Data entries
--- start ---
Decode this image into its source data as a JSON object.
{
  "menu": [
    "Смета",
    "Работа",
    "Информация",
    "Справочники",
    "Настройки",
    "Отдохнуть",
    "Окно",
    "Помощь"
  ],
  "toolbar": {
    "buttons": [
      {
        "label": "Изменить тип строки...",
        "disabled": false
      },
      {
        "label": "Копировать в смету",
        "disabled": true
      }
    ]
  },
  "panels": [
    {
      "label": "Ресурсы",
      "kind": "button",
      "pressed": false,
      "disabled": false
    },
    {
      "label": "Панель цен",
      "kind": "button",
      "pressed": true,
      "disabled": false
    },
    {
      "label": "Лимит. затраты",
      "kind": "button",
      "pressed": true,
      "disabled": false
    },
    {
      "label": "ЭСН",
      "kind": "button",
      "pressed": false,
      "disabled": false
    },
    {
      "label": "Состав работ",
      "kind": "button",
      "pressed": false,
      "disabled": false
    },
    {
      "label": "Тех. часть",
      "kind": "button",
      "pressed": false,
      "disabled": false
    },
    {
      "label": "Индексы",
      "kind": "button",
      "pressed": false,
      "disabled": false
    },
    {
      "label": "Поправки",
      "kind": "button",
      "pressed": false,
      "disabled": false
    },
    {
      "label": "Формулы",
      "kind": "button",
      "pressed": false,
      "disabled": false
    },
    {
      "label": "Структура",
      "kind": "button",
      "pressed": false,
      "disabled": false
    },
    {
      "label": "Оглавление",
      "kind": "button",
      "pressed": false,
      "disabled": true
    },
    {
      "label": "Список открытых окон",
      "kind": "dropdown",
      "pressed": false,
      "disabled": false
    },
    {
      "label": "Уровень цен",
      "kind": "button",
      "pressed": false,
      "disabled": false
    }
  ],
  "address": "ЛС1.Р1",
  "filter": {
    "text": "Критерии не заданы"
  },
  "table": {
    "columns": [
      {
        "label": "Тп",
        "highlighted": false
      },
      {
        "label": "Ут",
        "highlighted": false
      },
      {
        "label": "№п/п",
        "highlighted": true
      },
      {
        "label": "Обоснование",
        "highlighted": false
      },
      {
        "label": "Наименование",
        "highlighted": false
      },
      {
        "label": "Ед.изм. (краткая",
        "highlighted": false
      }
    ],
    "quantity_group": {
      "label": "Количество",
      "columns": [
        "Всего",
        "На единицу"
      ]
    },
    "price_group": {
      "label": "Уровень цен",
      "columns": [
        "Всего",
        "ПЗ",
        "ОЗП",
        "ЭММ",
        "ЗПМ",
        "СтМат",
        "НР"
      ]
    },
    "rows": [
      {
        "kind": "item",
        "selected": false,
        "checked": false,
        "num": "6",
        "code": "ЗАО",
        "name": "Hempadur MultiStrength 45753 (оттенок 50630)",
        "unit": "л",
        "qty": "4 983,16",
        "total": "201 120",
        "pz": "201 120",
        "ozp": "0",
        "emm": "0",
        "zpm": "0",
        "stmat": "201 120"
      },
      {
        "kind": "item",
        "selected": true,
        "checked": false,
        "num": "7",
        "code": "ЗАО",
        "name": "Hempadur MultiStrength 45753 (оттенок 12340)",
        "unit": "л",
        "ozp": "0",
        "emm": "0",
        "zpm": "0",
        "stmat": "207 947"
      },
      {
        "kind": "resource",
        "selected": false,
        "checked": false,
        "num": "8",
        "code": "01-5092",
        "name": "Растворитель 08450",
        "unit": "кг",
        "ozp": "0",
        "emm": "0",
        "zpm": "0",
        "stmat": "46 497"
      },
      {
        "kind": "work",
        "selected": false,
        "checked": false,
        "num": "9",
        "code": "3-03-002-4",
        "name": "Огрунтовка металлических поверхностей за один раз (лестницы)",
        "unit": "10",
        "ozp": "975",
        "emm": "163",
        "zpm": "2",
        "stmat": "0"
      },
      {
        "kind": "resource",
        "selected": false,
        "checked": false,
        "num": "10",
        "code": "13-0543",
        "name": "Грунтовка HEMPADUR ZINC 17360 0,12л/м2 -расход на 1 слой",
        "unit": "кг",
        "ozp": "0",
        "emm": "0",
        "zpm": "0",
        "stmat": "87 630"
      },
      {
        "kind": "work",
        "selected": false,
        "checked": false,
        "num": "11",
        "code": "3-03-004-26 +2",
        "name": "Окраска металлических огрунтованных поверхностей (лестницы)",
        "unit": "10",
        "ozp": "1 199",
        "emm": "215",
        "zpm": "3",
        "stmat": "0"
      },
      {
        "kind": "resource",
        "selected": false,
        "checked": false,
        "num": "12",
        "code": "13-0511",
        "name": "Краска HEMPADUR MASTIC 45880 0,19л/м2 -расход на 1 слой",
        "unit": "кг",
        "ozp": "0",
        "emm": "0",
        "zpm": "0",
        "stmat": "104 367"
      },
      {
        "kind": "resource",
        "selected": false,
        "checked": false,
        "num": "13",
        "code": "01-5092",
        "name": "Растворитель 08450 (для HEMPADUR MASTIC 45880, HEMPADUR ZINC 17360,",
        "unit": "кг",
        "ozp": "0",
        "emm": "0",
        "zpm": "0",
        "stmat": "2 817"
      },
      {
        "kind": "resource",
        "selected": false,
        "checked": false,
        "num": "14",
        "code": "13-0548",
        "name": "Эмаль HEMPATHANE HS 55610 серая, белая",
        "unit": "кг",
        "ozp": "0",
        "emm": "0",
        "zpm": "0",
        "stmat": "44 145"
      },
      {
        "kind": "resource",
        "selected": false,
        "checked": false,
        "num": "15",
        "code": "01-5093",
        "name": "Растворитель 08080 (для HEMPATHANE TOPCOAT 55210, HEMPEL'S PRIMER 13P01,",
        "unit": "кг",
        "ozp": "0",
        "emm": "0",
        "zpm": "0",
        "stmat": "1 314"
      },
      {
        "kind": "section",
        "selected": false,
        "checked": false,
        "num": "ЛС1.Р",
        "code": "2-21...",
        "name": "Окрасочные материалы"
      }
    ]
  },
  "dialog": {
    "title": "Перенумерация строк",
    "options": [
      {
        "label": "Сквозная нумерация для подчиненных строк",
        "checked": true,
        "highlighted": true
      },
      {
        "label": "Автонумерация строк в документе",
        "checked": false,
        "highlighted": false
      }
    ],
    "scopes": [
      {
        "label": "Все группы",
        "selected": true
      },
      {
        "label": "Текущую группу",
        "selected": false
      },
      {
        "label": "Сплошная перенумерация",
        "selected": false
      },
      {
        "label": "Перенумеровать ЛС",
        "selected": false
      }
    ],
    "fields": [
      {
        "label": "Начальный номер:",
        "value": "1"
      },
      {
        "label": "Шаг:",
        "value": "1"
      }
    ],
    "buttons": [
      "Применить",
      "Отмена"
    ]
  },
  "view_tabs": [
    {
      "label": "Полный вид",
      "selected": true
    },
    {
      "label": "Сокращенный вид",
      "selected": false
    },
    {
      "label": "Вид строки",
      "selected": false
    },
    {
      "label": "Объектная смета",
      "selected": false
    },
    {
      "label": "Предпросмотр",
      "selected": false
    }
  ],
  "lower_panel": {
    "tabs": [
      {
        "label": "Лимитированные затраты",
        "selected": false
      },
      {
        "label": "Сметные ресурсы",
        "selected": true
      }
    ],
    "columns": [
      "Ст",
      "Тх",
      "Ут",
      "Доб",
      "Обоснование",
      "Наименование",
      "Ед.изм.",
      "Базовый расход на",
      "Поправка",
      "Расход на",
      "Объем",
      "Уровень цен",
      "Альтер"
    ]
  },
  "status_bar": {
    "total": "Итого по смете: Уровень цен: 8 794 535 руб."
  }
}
--- end ---
Your goal:
Look over the listing. Pull out every line with the string "ZINC" in it.

Problem solution:
        "name": "Грунтовка HEMPADUR ZINC 17360 0,12л/м2 -расход на 1 слой",
        "name": "Растворитель 08450 (для HEMPADUR MASTIC 45880, HEMPADUR ZINC 17360,",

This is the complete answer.